[WORK TO DO] Find each line with the string "当前分组" and report it.

%%

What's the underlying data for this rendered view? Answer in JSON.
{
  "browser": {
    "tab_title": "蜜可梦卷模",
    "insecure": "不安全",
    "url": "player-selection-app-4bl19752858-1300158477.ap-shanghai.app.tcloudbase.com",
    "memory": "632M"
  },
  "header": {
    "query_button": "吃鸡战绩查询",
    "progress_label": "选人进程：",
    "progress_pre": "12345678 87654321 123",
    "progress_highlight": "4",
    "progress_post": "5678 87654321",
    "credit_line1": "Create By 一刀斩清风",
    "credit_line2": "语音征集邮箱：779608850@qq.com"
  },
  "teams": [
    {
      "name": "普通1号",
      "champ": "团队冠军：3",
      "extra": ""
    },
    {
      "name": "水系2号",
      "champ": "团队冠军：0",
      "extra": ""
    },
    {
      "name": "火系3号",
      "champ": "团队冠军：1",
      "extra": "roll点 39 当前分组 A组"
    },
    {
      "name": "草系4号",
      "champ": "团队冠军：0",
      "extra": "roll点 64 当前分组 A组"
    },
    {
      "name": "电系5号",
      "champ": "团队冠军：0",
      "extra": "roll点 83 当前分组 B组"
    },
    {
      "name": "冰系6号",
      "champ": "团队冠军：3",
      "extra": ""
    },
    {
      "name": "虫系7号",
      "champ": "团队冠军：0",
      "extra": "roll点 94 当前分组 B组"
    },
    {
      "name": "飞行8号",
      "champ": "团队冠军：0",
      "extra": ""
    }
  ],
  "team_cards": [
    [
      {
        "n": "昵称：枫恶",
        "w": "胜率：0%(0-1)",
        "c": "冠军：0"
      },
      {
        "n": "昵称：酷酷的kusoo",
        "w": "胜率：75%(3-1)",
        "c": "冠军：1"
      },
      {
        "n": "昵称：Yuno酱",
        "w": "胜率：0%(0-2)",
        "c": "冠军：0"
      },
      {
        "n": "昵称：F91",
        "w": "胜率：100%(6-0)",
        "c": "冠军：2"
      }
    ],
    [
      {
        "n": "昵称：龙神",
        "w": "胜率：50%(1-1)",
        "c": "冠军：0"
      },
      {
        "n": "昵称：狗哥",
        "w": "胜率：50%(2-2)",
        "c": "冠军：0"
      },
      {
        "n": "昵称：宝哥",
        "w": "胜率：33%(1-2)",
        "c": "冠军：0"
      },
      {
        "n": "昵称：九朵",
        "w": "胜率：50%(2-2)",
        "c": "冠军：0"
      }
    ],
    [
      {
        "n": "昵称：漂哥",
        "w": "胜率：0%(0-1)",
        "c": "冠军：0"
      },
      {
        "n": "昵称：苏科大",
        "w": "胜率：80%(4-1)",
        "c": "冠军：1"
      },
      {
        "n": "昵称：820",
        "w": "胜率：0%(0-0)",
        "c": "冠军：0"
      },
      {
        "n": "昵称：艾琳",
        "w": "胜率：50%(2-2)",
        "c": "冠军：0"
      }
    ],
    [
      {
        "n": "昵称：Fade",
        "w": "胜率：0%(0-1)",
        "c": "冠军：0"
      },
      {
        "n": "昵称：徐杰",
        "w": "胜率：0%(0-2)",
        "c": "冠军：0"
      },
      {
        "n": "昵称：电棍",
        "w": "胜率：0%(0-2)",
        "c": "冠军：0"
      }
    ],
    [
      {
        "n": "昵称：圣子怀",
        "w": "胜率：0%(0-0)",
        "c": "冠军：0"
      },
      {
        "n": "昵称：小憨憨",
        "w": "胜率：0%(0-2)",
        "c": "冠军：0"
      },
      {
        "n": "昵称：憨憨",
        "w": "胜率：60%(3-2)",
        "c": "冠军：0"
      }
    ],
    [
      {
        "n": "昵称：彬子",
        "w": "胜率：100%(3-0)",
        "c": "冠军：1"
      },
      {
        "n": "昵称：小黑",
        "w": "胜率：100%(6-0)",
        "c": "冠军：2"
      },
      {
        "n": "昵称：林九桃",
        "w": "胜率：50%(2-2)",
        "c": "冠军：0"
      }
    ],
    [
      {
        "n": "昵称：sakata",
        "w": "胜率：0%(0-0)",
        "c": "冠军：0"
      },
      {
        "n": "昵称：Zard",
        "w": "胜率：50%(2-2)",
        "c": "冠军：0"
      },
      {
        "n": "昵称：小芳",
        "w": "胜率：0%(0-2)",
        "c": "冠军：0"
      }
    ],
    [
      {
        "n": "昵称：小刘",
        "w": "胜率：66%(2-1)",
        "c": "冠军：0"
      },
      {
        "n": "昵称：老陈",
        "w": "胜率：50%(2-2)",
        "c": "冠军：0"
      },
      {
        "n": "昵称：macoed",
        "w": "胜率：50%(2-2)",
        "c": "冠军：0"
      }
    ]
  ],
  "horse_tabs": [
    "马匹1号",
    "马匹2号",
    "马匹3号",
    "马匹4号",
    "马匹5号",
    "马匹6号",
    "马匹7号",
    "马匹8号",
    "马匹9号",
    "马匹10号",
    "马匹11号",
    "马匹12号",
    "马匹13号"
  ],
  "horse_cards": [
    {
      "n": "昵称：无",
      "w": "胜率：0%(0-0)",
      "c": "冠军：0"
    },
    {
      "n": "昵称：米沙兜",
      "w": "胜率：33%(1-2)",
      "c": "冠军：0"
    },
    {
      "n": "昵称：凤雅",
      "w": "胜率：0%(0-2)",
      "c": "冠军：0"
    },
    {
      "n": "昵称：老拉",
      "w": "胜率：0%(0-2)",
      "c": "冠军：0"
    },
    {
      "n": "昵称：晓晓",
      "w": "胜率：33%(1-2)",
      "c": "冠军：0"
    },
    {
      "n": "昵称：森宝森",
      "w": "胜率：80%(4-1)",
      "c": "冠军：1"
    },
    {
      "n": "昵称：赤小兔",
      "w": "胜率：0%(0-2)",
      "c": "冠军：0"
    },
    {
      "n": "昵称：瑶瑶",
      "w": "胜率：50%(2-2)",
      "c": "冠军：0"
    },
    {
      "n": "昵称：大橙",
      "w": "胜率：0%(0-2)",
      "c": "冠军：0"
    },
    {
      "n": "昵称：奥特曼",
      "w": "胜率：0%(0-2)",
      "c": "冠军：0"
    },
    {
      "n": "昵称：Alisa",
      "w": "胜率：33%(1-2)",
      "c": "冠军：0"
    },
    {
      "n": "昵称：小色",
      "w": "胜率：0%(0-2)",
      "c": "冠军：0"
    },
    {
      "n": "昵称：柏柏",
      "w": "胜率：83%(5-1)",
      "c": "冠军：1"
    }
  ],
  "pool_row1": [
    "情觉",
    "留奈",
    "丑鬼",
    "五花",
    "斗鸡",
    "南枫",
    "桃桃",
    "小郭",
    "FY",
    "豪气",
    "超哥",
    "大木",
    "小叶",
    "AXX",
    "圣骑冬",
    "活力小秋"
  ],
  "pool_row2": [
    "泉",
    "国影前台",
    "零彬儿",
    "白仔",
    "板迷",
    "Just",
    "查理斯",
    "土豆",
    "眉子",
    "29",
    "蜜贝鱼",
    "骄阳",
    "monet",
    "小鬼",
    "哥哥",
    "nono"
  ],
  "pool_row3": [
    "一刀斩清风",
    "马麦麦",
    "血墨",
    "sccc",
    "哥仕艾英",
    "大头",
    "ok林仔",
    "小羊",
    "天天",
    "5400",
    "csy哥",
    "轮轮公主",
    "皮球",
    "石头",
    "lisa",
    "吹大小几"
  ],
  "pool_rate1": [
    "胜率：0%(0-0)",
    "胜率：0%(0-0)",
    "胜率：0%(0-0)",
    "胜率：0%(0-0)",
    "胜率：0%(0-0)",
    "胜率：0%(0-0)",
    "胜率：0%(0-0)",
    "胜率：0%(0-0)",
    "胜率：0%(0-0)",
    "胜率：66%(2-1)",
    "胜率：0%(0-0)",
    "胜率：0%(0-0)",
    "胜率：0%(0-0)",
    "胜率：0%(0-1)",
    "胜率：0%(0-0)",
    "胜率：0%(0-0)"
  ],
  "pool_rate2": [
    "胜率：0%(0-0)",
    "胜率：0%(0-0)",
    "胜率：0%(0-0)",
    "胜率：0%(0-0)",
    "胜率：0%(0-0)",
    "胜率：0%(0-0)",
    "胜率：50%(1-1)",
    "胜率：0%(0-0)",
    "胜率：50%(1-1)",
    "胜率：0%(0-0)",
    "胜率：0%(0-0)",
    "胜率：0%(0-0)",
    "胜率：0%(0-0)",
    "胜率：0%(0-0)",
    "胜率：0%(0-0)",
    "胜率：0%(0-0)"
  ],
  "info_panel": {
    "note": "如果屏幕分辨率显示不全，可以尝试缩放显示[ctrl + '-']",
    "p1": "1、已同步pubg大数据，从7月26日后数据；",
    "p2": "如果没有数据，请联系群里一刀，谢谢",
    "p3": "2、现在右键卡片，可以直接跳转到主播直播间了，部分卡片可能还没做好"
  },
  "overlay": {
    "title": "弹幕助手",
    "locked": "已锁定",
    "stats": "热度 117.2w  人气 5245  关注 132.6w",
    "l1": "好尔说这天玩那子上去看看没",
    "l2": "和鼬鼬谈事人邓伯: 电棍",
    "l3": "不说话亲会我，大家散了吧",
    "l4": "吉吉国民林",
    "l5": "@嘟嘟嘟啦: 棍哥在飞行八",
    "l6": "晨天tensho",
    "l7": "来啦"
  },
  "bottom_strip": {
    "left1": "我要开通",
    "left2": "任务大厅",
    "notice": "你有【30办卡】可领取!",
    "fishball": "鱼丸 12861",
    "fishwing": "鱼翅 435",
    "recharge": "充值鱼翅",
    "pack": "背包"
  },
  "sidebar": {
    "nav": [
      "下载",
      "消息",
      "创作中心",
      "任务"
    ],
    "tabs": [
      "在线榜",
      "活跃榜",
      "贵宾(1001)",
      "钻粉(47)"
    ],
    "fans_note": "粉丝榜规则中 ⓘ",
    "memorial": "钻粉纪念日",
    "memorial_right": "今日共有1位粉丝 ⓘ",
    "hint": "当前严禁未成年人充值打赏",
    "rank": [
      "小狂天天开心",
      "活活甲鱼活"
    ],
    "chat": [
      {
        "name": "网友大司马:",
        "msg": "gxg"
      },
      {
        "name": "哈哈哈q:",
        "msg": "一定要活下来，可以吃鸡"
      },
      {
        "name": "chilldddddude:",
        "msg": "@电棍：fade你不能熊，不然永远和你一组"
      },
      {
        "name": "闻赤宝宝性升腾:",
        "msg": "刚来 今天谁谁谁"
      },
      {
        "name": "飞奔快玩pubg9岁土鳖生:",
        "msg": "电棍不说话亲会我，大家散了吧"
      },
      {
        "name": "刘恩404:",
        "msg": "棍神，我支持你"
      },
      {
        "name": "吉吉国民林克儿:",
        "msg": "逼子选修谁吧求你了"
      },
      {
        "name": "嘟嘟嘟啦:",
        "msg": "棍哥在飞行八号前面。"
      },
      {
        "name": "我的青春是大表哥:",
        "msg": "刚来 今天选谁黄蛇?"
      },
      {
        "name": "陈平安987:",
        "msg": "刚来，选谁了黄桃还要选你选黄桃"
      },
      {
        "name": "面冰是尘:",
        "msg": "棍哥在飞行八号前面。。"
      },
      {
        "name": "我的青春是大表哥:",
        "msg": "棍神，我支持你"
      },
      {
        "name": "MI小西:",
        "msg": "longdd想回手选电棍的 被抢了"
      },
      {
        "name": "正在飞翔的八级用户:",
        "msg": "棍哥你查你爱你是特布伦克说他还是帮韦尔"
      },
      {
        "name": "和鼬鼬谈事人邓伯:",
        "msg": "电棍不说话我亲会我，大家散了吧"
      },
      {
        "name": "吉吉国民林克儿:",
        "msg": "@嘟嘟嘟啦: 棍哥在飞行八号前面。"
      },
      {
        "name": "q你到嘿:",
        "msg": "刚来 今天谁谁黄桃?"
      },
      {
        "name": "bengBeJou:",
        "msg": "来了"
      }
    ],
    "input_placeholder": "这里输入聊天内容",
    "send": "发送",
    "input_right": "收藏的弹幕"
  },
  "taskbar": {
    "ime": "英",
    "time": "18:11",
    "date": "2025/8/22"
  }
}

%%

[SOLVED EXERCISE]
      "extra": "roll点 39 当前分组 A组"
      "extra": "roll点 64 当前分组 A组"
      "extra": "roll点 83 当前分组 B组"
      "extra": "roll点 94 当前分组 B组"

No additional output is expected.